Stored data:
★ ★ ★ ★ ★
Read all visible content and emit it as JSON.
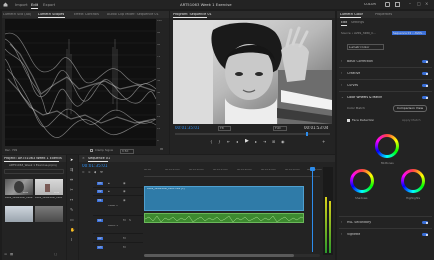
{
  "app": {
    "menu": [
      "Import",
      "Edit",
      "Export"
    ],
    "active_menu": "Edit",
    "window_title": "ART51063 Week 1 Exercise",
    "right_status": "COLOR"
  },
  "scopes": {
    "tabs": [
      "Lumetri Scopes",
      "Effect Controls",
      "Audio Clip Mixer: Sequence 01"
    ],
    "active_tab": "Lumetri Scopes",
    "clamp_label": "Clamp Signal",
    "bit_label": "8 Bit",
    "rec_label": "Rec. 709",
    "scale_right": [
      "100",
      "90",
      "80",
      "70",
      "60",
      "50",
      "40",
      "30",
      "20",
      "10",
      "0"
    ]
  },
  "program": {
    "title": "Program: Sequence 01",
    "timecode_left": "00:01:35:01",
    "fit": "Fit",
    "full": "Full",
    "timecode_right": "00:01:53:04"
  },
  "lumetri": {
    "tabs": [
      "Lumetri Color",
      "Properties"
    ],
    "sub_tabs": [
      "Edit",
      "Settings"
    ],
    "source_label": "Source • AVKS_3280_C...",
    "seq_label": "Sequence 01 • AVKS...",
    "preset_label": "Lumetri Color",
    "sections": [
      "Basic Correction",
      "Creative",
      "Curves",
      "Color Wheels & Match",
      "HSL Secondary",
      "Vignette"
    ],
    "color_match_label": "Color Match",
    "comparison_view": "Comparison View",
    "face_detection": "Face Detection",
    "apply_match": "Apply Match",
    "wheel_labels": [
      "Midtones",
      "Shadows",
      "Highlights"
    ],
    "colors": {
      "toggle": "#3a6fd8",
      "accent": "#2d8ceb"
    }
  },
  "project": {
    "tabs": [
      "Project: ART51063 Week 1 Exercise"
    ],
    "path": "ART51063_Week 1 Exercise.prproj",
    "items": [
      {
        "name": "AVKS_3280HDMI_C000...",
        "duration": "0:08"
      },
      {
        "name": "AVKS_3280HDMI_C005",
        "duration": "0:04"
      },
      {
        "name": "",
        "duration": ""
      },
      {
        "name": "",
        "duration": ""
      }
    ]
  },
  "timeline": {
    "tab": "Sequence 01",
    "timecode": "00:01:35:01",
    "ruler": [
      "00:00",
      "00:01:05:00",
      "00:01:10:00",
      "00:01:15:00",
      "00:01:20:00",
      "00:01:25:00",
      "00:01:30:00",
      "00:01:35:00"
    ],
    "tracks": [
      {
        "id": "V3",
        "name": ""
      },
      {
        "id": "V2",
        "name": ""
      },
      {
        "id": "V1",
        "name": "Video 1"
      },
      {
        "id": "A1",
        "name": "Audio 1"
      },
      {
        "id": "A2",
        "name": ""
      },
      {
        "id": "A3",
        "name": ""
      }
    ],
    "clip_name": "AVKS_3280HDMI_C003.mov [V]"
  }
}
★ ★ ★ ★ ★
**Do this**
Restate the whole of the material word for word without the pictures.

**Answer below**
Read all visible content and emit it as JSON.
{
  "app": {
    "menu": [
      "Import",
      "Edit",
      "Export"
    ],
    "active_menu": "Edit",
    "window_title": "ART51063 Week 1 Exercise",
    "right_status": "COLOR"
  },
  "scopes": {
    "tabs": [
      "Lumetri Scopes",
      "Effect Controls",
      "Audio Clip Mixer: Sequence 01"
    ],
    "active_tab": "Lumetri Scopes",
    "clamp_label": "Clamp Signal",
    "bit_label": "8 Bit",
    "rec_label": "Rec. 709",
    "scale_right": [
      "100",
      "90",
      "80",
      "70",
      "60",
      "50",
      "40",
      "30",
      "20",
      "10",
      "0"
    ]
  },
  "program": {
    "title": "Program: Sequence 01",
    "timecode_left": "00:01:35:01",
    "fit": "Fit",
    "full": "Full",
    "timecode_right": "00:01:53:04"
  },
  "lumetri": {
    "tabs": [
      "Lumetri Color",
      "Properties"
    ],
    "sub_tabs": [
      "Edit",
      "Settings"
    ],
    "source_label": "Source • AVKS_3280_C...",
    "seq_label": "Sequence 01 • AVKS...",
    "preset_label": "Lumetri Color",
    "sections": [
      "Basic Correction",
      "Creative",
      "Curves",
      "Color Wheels & Match",
      "HSL Secondary",
      "Vignette"
    ],
    "color_match_label": "Color Match",
    "comparison_view": "Comparison View",
    "face_detection": "Face Detection",
    "apply_match": "Apply Match",
    "wheel_labels": [
      "Midtones",
      "Shadows",
      "Highlights"
    ],
    "colors": {
      "toggle": "#3a6fd8",
      "accent": "#2d8ceb"
    }
  },
  "project": {
    "tabs": [
      "Project: ART51063 Week 1 Exercise"
    ],
    "path": "ART51063_Week 1 Exercise.prproj",
    "items": [
      {
        "name": "AVKS_3280HDMI_C000...",
        "duration": "0:08"
      },
      {
        "name": "AVKS_3280HDMI_C005",
        "duration": "0:04"
      },
      {
        "name": "",
        "duration": ""
      },
      {
        "name": "",
        "duration": ""
      }
    ]
  },
  "timeline": {
    "tab": "Sequence 01",
    "timecode": "00:01:35:01",
    "ruler": [
      "00:00",
      "00:01:05:00",
      "00:01:10:00",
      "00:01:15:00",
      "00:01:20:00",
      "00:01:25:00",
      "00:01:30:00",
      "00:01:35:00"
    ],
    "tracks": [
      {
        "id": "V3",
        "name": ""
      },
      {
        "id": "V2",
        "name": ""
      },
      {
        "id": "V1",
        "name": "Video 1"
      },
      {
        "id": "A1",
        "name": "Audio 1"
      },
      {
        "id": "A2",
        "name": ""
      },
      {
        "id": "A3",
        "name": ""
      }
    ],
    "clip_name": "AVKS_3280HDMI_C003.mov [V]"
  }
}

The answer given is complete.